## [CONSIGNE]
Prolongez l'article sur Jawar Mohammed et les violences en Éthiopie à partir de sa dernière phrase.

Ethiopie : Jawar Mohammed, l'ancien allié du Premier ministre Abiy Ahmed, accusé d'attiser les mécontentements
Depuis son retour d'exil en 2018, à la faveur de l'arrivée au pouvoir d'un membre de l'ethnie oromo, comme lui, l'ardent Jawar Mohammed n'a cessé de faire craindre une explosion des tensions, malgré son soutien au gouvernement dans un premier temps.
Pas d'état de grâce pour le Nobel de la paix 2019. Alors qu'il se trouvait à Sotchi le 23 octobre pour participer au sommet Russie-Afrique, le Premier ministre éthiopien, tout juste gratifié du prestigieux prix, apprenait que des affrontements étaient en cours à Addis Abeba entre forces de l'ordre et manifestants, mais aussi entre communautés ethniques. Selon la police, au moins 67 personnes ont trouvé la mort lors de ces violences qui se sont étendues à la région d'Oromia.

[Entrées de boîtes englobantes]
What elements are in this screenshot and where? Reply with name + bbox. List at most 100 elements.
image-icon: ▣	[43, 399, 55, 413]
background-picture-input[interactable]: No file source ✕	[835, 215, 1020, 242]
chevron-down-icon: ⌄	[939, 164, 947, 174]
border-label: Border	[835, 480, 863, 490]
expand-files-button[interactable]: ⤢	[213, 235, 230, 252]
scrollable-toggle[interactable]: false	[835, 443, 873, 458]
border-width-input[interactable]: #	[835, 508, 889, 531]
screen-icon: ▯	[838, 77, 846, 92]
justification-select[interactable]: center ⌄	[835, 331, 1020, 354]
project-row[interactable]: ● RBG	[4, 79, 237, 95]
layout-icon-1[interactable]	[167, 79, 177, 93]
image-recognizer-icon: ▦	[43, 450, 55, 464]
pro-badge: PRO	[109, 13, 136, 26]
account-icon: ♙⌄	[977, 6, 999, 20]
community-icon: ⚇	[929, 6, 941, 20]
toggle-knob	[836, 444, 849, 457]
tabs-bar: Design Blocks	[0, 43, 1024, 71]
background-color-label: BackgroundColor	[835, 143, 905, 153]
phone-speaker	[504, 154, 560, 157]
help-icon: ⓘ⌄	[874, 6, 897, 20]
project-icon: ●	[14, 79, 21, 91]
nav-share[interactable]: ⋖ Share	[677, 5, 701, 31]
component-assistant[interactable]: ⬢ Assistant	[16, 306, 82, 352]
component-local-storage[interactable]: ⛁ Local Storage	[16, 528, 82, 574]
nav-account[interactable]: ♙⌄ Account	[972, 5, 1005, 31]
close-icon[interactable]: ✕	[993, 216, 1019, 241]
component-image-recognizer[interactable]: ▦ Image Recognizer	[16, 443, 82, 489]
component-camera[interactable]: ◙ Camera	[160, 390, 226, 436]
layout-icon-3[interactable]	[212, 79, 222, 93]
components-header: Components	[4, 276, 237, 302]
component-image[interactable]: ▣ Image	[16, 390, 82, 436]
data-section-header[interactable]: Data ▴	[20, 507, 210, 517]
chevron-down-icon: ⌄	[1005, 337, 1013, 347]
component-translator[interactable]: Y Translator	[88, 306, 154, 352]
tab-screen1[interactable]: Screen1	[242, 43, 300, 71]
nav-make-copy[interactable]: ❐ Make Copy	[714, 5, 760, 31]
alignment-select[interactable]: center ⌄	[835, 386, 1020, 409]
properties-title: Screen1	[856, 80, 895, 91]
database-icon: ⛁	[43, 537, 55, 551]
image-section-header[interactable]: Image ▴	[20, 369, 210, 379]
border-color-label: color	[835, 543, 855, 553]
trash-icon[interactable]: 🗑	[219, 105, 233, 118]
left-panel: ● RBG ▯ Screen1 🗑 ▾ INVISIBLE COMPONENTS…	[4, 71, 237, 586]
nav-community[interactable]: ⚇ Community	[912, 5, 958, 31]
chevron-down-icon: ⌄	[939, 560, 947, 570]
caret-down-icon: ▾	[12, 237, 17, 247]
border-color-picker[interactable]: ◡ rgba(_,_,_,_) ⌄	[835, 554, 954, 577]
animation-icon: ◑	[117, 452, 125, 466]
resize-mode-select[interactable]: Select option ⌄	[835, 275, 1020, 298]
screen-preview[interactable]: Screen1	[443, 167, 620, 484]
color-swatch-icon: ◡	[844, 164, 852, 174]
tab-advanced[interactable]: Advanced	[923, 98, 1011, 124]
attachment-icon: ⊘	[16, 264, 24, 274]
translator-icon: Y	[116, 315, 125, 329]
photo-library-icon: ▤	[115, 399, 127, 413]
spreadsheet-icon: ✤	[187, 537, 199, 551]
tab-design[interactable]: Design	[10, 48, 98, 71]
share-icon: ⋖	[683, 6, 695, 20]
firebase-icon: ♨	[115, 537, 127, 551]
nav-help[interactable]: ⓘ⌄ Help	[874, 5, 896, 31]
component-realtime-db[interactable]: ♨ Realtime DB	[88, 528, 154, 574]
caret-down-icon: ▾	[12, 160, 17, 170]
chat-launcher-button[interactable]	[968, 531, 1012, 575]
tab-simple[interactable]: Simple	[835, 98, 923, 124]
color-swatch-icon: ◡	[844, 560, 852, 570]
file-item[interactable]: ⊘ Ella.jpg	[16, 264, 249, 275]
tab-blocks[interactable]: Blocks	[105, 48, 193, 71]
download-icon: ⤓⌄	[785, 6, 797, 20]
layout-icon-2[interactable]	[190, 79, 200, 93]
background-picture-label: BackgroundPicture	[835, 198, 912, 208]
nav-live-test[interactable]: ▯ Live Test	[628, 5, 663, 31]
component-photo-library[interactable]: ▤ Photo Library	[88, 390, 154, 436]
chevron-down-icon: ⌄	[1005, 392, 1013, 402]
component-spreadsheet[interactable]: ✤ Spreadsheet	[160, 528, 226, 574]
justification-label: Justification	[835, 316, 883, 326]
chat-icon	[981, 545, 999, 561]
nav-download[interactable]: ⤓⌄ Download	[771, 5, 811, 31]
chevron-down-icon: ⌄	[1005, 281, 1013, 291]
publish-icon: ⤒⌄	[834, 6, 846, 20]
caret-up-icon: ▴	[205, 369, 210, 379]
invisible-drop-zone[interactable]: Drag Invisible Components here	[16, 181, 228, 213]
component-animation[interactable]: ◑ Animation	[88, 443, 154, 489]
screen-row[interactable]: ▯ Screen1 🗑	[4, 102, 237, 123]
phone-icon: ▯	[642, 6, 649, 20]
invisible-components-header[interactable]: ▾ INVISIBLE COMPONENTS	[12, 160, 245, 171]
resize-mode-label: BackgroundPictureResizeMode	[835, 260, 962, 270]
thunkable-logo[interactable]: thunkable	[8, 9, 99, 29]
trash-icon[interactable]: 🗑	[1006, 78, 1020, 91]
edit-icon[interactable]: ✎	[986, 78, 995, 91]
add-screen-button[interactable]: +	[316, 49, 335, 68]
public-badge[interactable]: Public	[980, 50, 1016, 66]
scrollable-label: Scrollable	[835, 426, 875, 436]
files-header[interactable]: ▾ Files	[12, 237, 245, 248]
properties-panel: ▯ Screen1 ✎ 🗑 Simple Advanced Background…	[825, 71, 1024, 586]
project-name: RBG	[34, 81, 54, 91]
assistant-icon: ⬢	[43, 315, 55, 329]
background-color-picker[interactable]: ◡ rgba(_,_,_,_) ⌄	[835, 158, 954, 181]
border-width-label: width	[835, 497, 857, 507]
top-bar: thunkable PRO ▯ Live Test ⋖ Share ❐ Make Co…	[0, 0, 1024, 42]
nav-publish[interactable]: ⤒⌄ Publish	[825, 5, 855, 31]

## [RÉPONSE ATTENDUE]
Le feu couvait sous la cendre
A son retour, Abiy Ahmed, artisan de la paix avec l'Erythrée voisine et auteur de nombreuses réformes, s'est alarmé d'une "tentative de transformer la crise actuelle en une crise ethnique et religieuse", visant, sans le nommer, le fondateur du média d'opposition Oromia Media Network (OMN) Jawar Mohammed, qui a pris ses distances avec le Premier ministre.
Longtemps livré à l'autoritarisme de la minorité tigréenne du Nord, le pays n'a-t-il pas vu la légalisation des groupes dissidents et l'amélioration de la liberté de la presse ? Mais cette ouverture a, en même temps, permis une expression plus libre des tensions intercommunautaires et des nationalismes ethniques. Or, ces tensions ne demandent qu'à s'embraser au moindre échauffement. L'Ethiopie, deuxième pays le plus peuplé d'Afrique avec 110 millions d'habitants, est composé de 80 ethnies, au bas mot. Dans cette mosaïque, le peuple oromo est le plus nombreux et le plus revendicatif.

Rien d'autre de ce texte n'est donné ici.